**Directions:**
Please write out the material below exactly as given.

_____

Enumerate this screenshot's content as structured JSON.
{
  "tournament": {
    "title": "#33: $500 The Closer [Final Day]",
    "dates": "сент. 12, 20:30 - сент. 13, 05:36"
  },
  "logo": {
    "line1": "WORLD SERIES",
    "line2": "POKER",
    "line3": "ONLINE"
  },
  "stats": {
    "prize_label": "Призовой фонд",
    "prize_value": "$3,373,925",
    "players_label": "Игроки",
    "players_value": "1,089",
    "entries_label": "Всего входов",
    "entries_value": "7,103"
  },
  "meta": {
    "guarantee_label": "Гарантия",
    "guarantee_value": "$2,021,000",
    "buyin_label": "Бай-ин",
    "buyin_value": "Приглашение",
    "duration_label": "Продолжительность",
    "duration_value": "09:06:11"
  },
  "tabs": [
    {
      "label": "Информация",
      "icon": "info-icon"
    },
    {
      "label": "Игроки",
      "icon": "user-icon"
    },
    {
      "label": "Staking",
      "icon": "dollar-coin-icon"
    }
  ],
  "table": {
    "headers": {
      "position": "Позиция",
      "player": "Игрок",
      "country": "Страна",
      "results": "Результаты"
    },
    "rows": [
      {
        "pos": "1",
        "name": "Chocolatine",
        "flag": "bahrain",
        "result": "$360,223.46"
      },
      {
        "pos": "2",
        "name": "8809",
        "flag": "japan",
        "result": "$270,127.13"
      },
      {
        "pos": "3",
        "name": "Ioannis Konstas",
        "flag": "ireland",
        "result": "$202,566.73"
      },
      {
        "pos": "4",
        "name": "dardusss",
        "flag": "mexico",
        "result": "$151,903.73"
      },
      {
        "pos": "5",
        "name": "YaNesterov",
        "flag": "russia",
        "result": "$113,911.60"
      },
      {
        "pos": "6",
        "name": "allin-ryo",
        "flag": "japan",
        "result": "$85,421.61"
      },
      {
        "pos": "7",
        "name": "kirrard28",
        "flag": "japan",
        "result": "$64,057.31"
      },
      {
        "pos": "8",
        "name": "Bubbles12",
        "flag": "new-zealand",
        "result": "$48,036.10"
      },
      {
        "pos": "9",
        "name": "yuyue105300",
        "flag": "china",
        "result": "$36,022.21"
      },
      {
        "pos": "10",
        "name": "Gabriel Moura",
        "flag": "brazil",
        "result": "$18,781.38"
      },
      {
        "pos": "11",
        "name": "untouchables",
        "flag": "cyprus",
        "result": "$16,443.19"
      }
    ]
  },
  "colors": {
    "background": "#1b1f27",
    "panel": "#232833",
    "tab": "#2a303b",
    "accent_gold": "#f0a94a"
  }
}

_____

**Final result:**
Enumerate this screenshot's content as structured JSON.
{
  "tournament": {
    "title": "#33: $500 The Closer [Final Day]",
    "dates": "сент. 12, 20:30 - сент. 13, 05:36"
  },
  "logo": {
    "line1": "WORLD SERIES",
    "line2": "POKER",
    "line3": "ONLINE"
  },
  "stats": {
    "prize_label": "Призовой фонд",
    "prize_value": "$3,373,925",
    "players_label": "Игроки",
    "players_value": "1,089",
    "entries_label": "Всего входов",
    "entries_value": "7,103"
  },
  "meta": {
    "guarantee_label": "Гарантия",
    "guarantee_value": "$2,021,000",
    "buyin_label": "Бай-ин",
    "buyin_value": "Приглашение",
    "duration_label": "Продолжительность",
    "duration_value": "09:06:11"
  },
  "tabs": [
    {
      "label": "Информация",
      "icon": "info-icon"
    },
    {
      "label": "Игроки",
      "icon": "user-icon"
    },
    {
      "label": "Staking",
      "icon": "dollar-coin-icon"
    }
  ],
  "table": {
    "headers": {
      "position": "Позиция",
      "player": "Игрок",
      "country": "Страна",
      "results": "Результаты"
    },
    "rows": [
      {
        "pos": "1",
        "name": "Chocolatine",
        "flag": "bahrain",
        "result": "$360,223.46"
      },
      {
        "pos": "2",
        "name": "8809",
        "flag": "japan",
        "result": "$270,127.13"
      },
      {
        "pos": "3",
        "name": "Ioannis Konstas",
        "flag": "ireland",
        "result": "$202,566.73"
      },
      {
        "pos": "4",
        "name": "dardusss",
        "flag": "mexico",
        "result": "$151,903.73"
      },
      {
        "pos": "5",
        "name": "YaNesterov",
        "flag": "russia",
        "result": "$113,911.60"
      },
      {
        "pos": "6",
        "name": "allin-ryo",
        "flag": "japan",
        "result": "$85,421.61"
      },
      {
        "pos": "7",
        "name": "kirrard28",
        "flag": "japan",
        "result": "$64,057.31"
      },
      {
        "pos": "8",
        "name": "Bubbles12",
        "flag": "new-zealand",
        "result": "$48,036.10"
      },
      {
        "pos": "9",
        "name": "yuyue105300",
        "flag": "china",
        "result": "$36,022.21"
      },
      {
        "pos": "10",
        "name": "Gabriel Moura",
        "flag": "brazil",
        "result": "$18,781.38"
      },
      {
        "pos": "11",
        "name": "untouchables",
        "flag": "cyprus",
        "result": "$16,443.19"
      }
    ]
  },
  "colors": {
    "background": "#1b1f27",
    "panel": "#232833",
    "tab": "#2a303b",
    "accent_gold": "#f0a94a"
  }
}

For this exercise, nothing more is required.